# Task details
List all lines of the data that include the string "true".

──────── Information provided

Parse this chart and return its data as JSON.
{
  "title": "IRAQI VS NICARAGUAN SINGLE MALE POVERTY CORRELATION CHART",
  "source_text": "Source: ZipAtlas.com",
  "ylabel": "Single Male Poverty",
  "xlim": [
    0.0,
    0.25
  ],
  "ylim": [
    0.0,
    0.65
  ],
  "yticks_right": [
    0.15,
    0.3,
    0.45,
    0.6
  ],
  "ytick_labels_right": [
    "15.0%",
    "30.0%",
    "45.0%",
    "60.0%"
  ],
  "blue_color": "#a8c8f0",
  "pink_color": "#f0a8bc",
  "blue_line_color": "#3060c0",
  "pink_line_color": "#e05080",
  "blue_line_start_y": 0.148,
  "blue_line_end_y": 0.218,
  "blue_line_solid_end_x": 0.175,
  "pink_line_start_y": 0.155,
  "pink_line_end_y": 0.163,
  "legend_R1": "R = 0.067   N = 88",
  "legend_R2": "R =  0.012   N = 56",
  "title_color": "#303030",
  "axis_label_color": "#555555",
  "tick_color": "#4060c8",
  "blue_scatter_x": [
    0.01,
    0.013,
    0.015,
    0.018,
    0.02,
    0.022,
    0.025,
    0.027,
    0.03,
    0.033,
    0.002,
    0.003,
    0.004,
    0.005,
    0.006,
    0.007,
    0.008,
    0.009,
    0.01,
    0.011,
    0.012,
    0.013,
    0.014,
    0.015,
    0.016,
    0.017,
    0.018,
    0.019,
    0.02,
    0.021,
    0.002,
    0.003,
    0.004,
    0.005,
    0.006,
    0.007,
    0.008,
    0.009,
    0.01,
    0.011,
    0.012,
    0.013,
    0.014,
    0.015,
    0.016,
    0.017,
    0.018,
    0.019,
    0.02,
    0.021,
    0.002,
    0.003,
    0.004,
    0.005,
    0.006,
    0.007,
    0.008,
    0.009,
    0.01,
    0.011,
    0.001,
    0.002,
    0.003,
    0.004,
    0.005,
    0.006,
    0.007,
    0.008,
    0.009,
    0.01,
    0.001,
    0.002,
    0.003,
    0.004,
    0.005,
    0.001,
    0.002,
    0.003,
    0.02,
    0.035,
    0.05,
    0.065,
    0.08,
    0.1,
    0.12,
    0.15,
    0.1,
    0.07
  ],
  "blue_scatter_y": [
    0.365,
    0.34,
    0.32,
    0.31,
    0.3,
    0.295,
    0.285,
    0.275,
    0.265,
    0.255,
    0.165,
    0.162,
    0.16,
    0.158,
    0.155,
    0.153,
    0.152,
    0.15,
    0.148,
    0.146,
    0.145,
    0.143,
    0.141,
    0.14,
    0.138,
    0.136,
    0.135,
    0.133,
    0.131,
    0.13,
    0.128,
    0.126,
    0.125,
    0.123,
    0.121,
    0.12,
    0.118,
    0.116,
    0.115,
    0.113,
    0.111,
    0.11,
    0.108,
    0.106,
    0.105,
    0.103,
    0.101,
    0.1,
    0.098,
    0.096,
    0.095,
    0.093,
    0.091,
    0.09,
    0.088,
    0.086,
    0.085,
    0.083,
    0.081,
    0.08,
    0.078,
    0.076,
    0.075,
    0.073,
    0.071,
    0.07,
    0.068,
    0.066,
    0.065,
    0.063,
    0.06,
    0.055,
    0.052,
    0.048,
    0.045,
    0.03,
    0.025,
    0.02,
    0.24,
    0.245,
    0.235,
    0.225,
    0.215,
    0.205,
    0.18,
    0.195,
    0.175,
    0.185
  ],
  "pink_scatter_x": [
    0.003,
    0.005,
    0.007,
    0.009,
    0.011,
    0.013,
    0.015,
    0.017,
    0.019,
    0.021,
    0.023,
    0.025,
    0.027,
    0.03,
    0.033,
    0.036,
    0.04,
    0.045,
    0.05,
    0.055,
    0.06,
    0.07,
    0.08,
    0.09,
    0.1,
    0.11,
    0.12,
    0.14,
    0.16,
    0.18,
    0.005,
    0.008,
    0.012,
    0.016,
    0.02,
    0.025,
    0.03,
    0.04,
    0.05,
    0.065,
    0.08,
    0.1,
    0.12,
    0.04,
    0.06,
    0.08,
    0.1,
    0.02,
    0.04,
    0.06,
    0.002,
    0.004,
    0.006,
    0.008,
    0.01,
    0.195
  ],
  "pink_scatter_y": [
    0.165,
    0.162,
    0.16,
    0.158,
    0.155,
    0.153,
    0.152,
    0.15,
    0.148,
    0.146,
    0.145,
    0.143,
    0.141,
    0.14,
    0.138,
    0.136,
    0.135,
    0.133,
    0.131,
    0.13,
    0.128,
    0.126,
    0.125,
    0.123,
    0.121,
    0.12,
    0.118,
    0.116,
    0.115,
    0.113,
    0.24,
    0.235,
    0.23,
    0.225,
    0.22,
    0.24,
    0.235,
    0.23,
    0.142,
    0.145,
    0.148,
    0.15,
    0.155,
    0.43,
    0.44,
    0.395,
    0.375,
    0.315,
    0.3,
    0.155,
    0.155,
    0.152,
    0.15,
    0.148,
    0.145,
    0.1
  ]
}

────────────────
──────── Information provided

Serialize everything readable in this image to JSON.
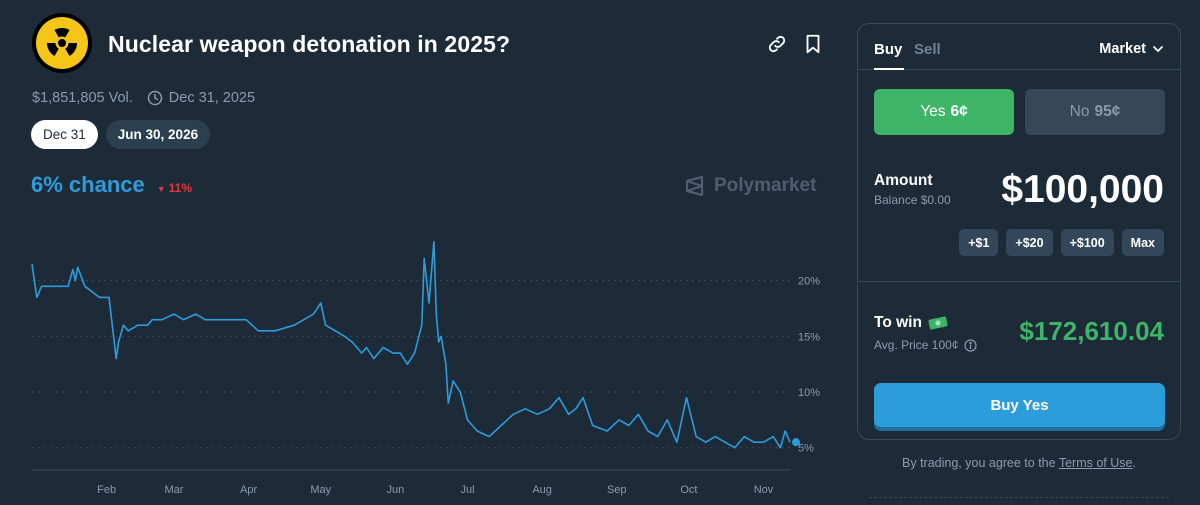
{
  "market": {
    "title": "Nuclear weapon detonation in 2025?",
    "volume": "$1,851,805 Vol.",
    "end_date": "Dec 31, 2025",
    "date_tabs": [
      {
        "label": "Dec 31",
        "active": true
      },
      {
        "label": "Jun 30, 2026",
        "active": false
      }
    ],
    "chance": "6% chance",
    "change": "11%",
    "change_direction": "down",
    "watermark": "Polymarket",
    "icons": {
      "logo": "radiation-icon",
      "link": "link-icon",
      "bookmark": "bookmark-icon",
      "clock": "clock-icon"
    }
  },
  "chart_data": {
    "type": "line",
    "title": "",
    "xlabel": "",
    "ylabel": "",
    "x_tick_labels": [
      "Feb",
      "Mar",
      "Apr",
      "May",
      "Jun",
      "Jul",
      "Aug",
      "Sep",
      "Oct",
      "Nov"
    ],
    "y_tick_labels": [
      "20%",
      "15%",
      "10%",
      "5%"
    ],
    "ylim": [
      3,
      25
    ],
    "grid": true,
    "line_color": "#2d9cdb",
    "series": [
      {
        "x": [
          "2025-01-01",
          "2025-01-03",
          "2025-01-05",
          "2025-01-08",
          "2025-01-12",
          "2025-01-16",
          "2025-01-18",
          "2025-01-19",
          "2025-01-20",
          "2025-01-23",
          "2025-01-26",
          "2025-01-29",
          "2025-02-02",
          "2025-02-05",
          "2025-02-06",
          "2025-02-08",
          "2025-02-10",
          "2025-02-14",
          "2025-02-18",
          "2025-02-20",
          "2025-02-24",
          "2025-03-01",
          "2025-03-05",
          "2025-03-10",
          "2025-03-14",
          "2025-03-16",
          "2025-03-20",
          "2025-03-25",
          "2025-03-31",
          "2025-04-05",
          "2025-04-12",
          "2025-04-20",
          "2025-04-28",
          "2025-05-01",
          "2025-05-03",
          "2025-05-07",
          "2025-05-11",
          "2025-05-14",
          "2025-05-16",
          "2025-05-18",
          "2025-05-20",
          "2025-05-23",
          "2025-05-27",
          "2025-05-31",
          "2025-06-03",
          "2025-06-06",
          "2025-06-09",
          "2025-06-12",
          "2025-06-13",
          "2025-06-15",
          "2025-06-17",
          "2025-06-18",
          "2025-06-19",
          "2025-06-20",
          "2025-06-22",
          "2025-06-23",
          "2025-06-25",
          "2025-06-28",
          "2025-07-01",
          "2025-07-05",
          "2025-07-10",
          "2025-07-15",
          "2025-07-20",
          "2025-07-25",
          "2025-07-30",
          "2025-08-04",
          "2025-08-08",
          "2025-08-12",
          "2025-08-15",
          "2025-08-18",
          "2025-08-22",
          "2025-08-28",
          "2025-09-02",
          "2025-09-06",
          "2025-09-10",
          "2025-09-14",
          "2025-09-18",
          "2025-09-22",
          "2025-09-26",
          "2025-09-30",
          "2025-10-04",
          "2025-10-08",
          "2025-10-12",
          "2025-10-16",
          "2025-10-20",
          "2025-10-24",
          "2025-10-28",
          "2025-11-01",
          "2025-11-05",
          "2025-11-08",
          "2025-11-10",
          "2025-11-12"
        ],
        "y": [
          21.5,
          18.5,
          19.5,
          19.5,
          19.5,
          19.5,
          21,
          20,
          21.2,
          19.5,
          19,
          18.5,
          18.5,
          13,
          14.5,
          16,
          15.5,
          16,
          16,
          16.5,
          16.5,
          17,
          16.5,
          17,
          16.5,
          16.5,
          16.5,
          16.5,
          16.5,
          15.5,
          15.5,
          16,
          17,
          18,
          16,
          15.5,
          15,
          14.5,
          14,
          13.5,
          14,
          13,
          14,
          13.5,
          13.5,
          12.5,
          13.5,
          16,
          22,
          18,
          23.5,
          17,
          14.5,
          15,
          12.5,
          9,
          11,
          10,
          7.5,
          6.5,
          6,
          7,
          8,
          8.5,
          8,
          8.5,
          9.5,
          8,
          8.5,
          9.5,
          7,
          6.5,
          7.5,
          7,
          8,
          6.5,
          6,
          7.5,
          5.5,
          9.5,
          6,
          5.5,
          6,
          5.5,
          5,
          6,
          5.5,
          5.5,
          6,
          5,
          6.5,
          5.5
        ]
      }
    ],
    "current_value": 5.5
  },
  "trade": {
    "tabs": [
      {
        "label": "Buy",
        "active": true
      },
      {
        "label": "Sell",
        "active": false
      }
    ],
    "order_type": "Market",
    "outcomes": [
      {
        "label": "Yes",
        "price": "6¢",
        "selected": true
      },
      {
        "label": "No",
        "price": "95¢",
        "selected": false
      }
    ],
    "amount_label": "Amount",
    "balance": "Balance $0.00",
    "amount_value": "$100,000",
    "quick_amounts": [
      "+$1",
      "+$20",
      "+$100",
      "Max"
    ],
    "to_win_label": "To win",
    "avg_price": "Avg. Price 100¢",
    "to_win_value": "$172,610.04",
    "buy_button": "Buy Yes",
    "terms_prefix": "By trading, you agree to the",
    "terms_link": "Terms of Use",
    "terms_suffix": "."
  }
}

────────────────

# In response
        "active": true
    "grid": true,
        "active": true
        "selected": true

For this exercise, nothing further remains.